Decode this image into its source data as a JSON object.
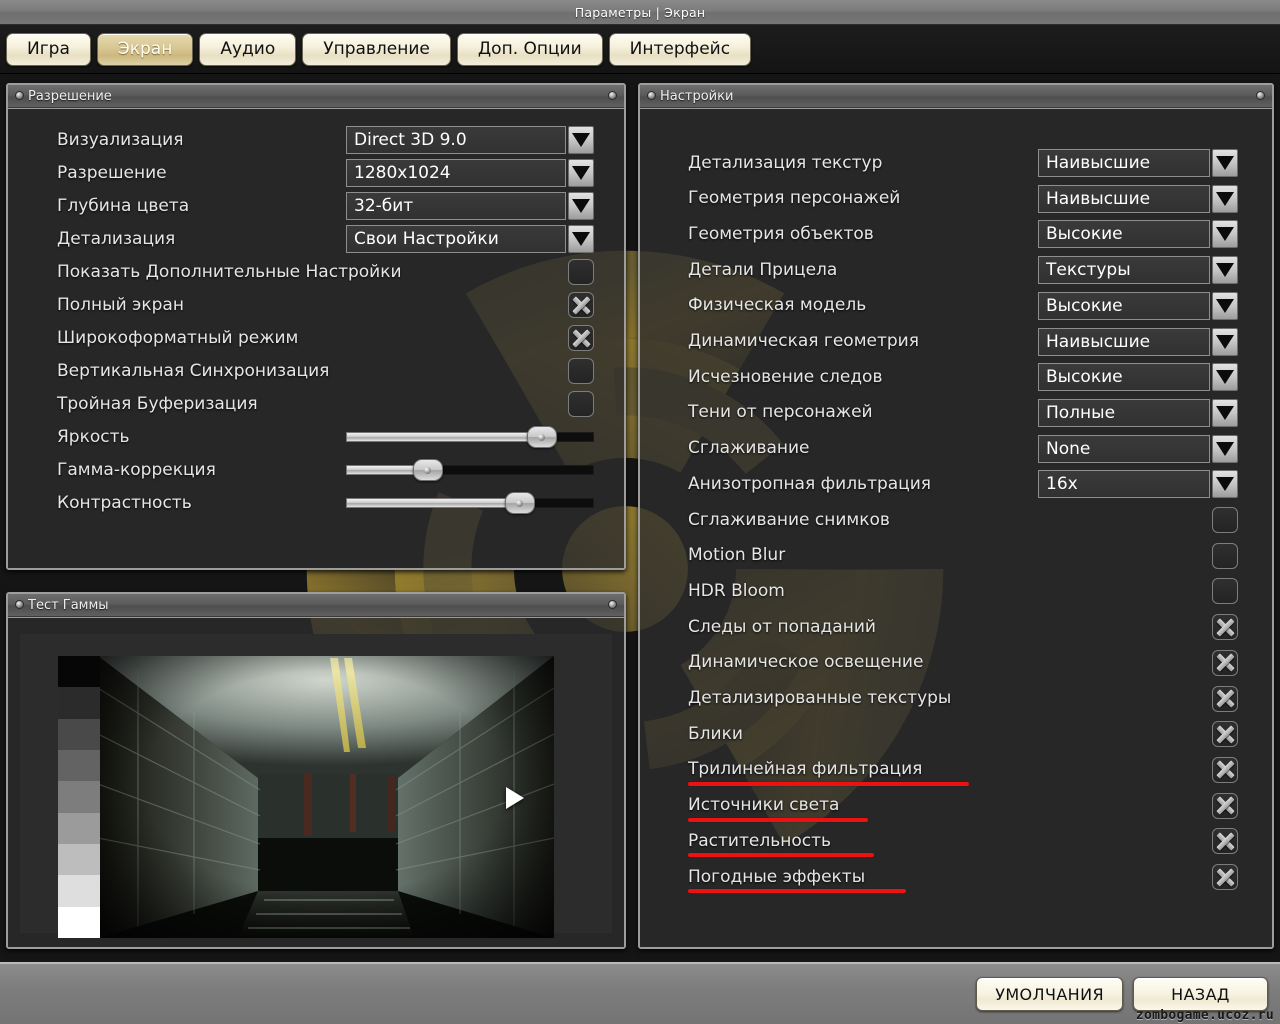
{
  "window": {
    "title": "Параметры | Экран"
  },
  "tabs": [
    {
      "label": "Игра",
      "active": false
    },
    {
      "label": "Экран",
      "active": true
    },
    {
      "label": "Аудио",
      "active": false
    },
    {
      "label": "Управление",
      "active": false
    },
    {
      "label": "Доп. Опции",
      "active": false
    },
    {
      "label": "Интерфейс",
      "active": false
    }
  ],
  "resolution_panel": {
    "title": "Разрешение",
    "rows": [
      {
        "label": "Визуализация",
        "type": "dropdown",
        "value": "Direct 3D 9.0"
      },
      {
        "label": "Разрешение",
        "type": "dropdown",
        "value": "1280x1024"
      },
      {
        "label": "Глубина цвета",
        "type": "dropdown",
        "value": "32-бит"
      },
      {
        "label": "Детализация",
        "type": "dropdown",
        "value": "Свои Настройки"
      },
      {
        "label": "Показать Дополнительные Настройки",
        "type": "checkbox",
        "checked": false
      },
      {
        "label": "Полный экран",
        "type": "checkbox",
        "checked": true
      },
      {
        "label": "Широкоформатный режим",
        "type": "checkbox",
        "checked": true
      },
      {
        "label": "Вертикальная Синхронизация",
        "type": "checkbox",
        "checked": false
      },
      {
        "label": "Тройная Буферизация",
        "type": "checkbox",
        "checked": false
      },
      {
        "label": "Яркость",
        "type": "slider",
        "percent": 79
      },
      {
        "label": "Гамма-коррекция",
        "type": "slider",
        "percent": 33
      },
      {
        "label": "Контрастность",
        "type": "slider",
        "percent": 70
      }
    ]
  },
  "gamma_panel": {
    "title": "Тест Гаммы",
    "ramp_steps": [
      "#060606",
      "#2b2b2b",
      "#494949",
      "#636363",
      "#7d7d7d",
      "#9b9b9b",
      "#bdbdbd",
      "#dedede",
      "#ffffff"
    ]
  },
  "settings_panel": {
    "title": "Настройки",
    "rows": [
      {
        "label": "Детализация текстур",
        "type": "dropdown",
        "value": "Наивысшие"
      },
      {
        "label": "Геометрия персонажей",
        "type": "dropdown",
        "value": "Наивысшие"
      },
      {
        "label": "Геометрия объектов",
        "type": "dropdown",
        "value": "Высокие"
      },
      {
        "label": "Детали Прицела",
        "type": "dropdown",
        "value": "Текстуры"
      },
      {
        "label": "Физическая модель",
        "type": "dropdown",
        "value": "Высокие"
      },
      {
        "label": "Динамическая геометрия",
        "type": "dropdown",
        "value": "Наивысшие"
      },
      {
        "label": "Исчезновение следов",
        "type": "dropdown",
        "value": "Высокие"
      },
      {
        "label": "Тени от персонажей",
        "type": "dropdown",
        "value": "Полные"
      },
      {
        "label": "Сглаживание",
        "type": "dropdown",
        "value": "None"
      },
      {
        "label": "Анизотропная фильтрация",
        "type": "dropdown",
        "value": "16x"
      },
      {
        "label": "Сглаживание снимков",
        "type": "checkbox",
        "checked": false
      },
      {
        "label": "Motion Blur",
        "type": "checkbox",
        "checked": false
      },
      {
        "label": "HDR Bloom",
        "type": "checkbox",
        "checked": false
      },
      {
        "label": "Следы от попаданий",
        "type": "checkbox",
        "checked": true
      },
      {
        "label": "Динамическое освещение",
        "type": "checkbox",
        "checked": true
      },
      {
        "label": "Детализированные текстуры",
        "type": "checkbox",
        "checked": true
      },
      {
        "label": "Блики",
        "type": "checkbox",
        "checked": true
      },
      {
        "label": "Трилинейная фильтрация",
        "type": "checkbox",
        "checked": true,
        "underline": 281
      },
      {
        "label": "Источники света",
        "type": "checkbox",
        "checked": true,
        "underline": 180
      },
      {
        "label": "Растительность",
        "type": "checkbox",
        "checked": true,
        "underline": 186
      },
      {
        "label": "Погодные эффекты",
        "type": "checkbox",
        "checked": true,
        "underline": 218
      }
    ]
  },
  "footer": {
    "defaults_label": "УМОЛЧАНИЯ",
    "back_label": "НАЗАД",
    "watermark": "zombogame.ucoz.ru"
  },
  "colors": {
    "accent_tab": "#d8c793",
    "underline_red": "#ee1111",
    "panel_border": "#9d9d9d",
    "text": "#e6e6e6"
  }
}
※ ※ ※
Goal: Make a word-for-word copy of the entries, without any pictures.

Exercise response:
Decode this image into its source data as a JSON object.
{
  "window": {
    "title": "Параметры | Экран"
  },
  "tabs": [
    {
      "label": "Игра",
      "active": false
    },
    {
      "label": "Экран",
      "active": true
    },
    {
      "label": "Аудио",
      "active": false
    },
    {
      "label": "Управление",
      "active": false
    },
    {
      "label": "Доп. Опции",
      "active": false
    },
    {
      "label": "Интерфейс",
      "active": false
    }
  ],
  "resolution_panel": {
    "title": "Разрешение",
    "rows": [
      {
        "label": "Визуализация",
        "type": "dropdown",
        "value": "Direct 3D 9.0"
      },
      {
        "label": "Разрешение",
        "type": "dropdown",
        "value": "1280x1024"
      },
      {
        "label": "Глубина цвета",
        "type": "dropdown",
        "value": "32-бит"
      },
      {
        "label": "Детализация",
        "type": "dropdown",
        "value": "Свои Настройки"
      },
      {
        "label": "Показать Дополнительные Настройки",
        "type": "checkbox",
        "checked": false
      },
      {
        "label": "Полный экран",
        "type": "checkbox",
        "checked": true
      },
      {
        "label": "Широкоформатный режим",
        "type": "checkbox",
        "checked": true
      },
      {
        "label": "Вертикальная Синхронизация",
        "type": "checkbox",
        "checked": false
      },
      {
        "label": "Тройная Буферизация",
        "type": "checkbox",
        "checked": false
      },
      {
        "label": "Яркость",
        "type": "slider",
        "percent": 79
      },
      {
        "label": "Гамма-коррекция",
        "type": "slider",
        "percent": 33
      },
      {
        "label": "Контрастность",
        "type": "slider",
        "percent": 70
      }
    ]
  },
  "gamma_panel": {
    "title": "Тест Гаммы",
    "ramp_steps": [
      "#060606",
      "#2b2b2b",
      "#494949",
      "#636363",
      "#7d7d7d",
      "#9b9b9b",
      "#bdbdbd",
      "#dedede",
      "#ffffff"
    ]
  },
  "settings_panel": {
    "title": "Настройки",
    "rows": [
      {
        "label": "Детализация текстур",
        "type": "dropdown",
        "value": "Наивысшие"
      },
      {
        "label": "Геометрия персонажей",
        "type": "dropdown",
        "value": "Наивысшие"
      },
      {
        "label": "Геометрия объектов",
        "type": "dropdown",
        "value": "Высокие"
      },
      {
        "label": "Детали Прицела",
        "type": "dropdown",
        "value": "Текстуры"
      },
      {
        "label": "Физическая модель",
        "type": "dropdown",
        "value": "Высокие"
      },
      {
        "label": "Динамическая геометрия",
        "type": "dropdown",
        "value": "Наивысшие"
      },
      {
        "label": "Исчезновение следов",
        "type": "dropdown",
        "value": "Высокие"
      },
      {
        "label": "Тени от персонажей",
        "type": "dropdown",
        "value": "Полные"
      },
      {
        "label": "Сглаживание",
        "type": "dropdown",
        "value": "None"
      },
      {
        "label": "Анизотропная фильтрация",
        "type": "dropdown",
        "value": "16x"
      },
      {
        "label": "Сглаживание снимков",
        "type": "checkbox",
        "checked": false
      },
      {
        "label": "Motion Blur",
        "type": "checkbox",
        "checked": false
      },
      {
        "label": "HDR Bloom",
        "type": "checkbox",
        "checked": false
      },
      {
        "label": "Следы от попаданий",
        "type": "checkbox",
        "checked": true
      },
      {
        "label": "Динамическое освещение",
        "type": "checkbox",
        "checked": true
      },
      {
        "label": "Детализированные текстуры",
        "type": "checkbox",
        "checked": true
      },
      {
        "label": "Блики",
        "type": "checkbox",
        "checked": true
      },
      {
        "label": "Трилинейная фильтрация",
        "type": "checkbox",
        "checked": true,
        "underline": 281
      },
      {
        "label": "Источники света",
        "type": "checkbox",
        "checked": true,
        "underline": 180
      },
      {
        "label": "Растительность",
        "type": "checkbox",
        "checked": true,
        "underline": 186
      },
      {
        "label": "Погодные эффекты",
        "type": "checkbox",
        "checked": true,
        "underline": 218
      }
    ]
  },
  "footer": {
    "defaults_label": "УМОЛЧАНИЯ",
    "back_label": "НАЗАД",
    "watermark": "zombogame.ucoz.ru"
  },
  "colors": {
    "accent_tab": "#d8c793",
    "underline_red": "#ee1111",
    "panel_border": "#9d9d9d",
    "text": "#e6e6e6"
  }
}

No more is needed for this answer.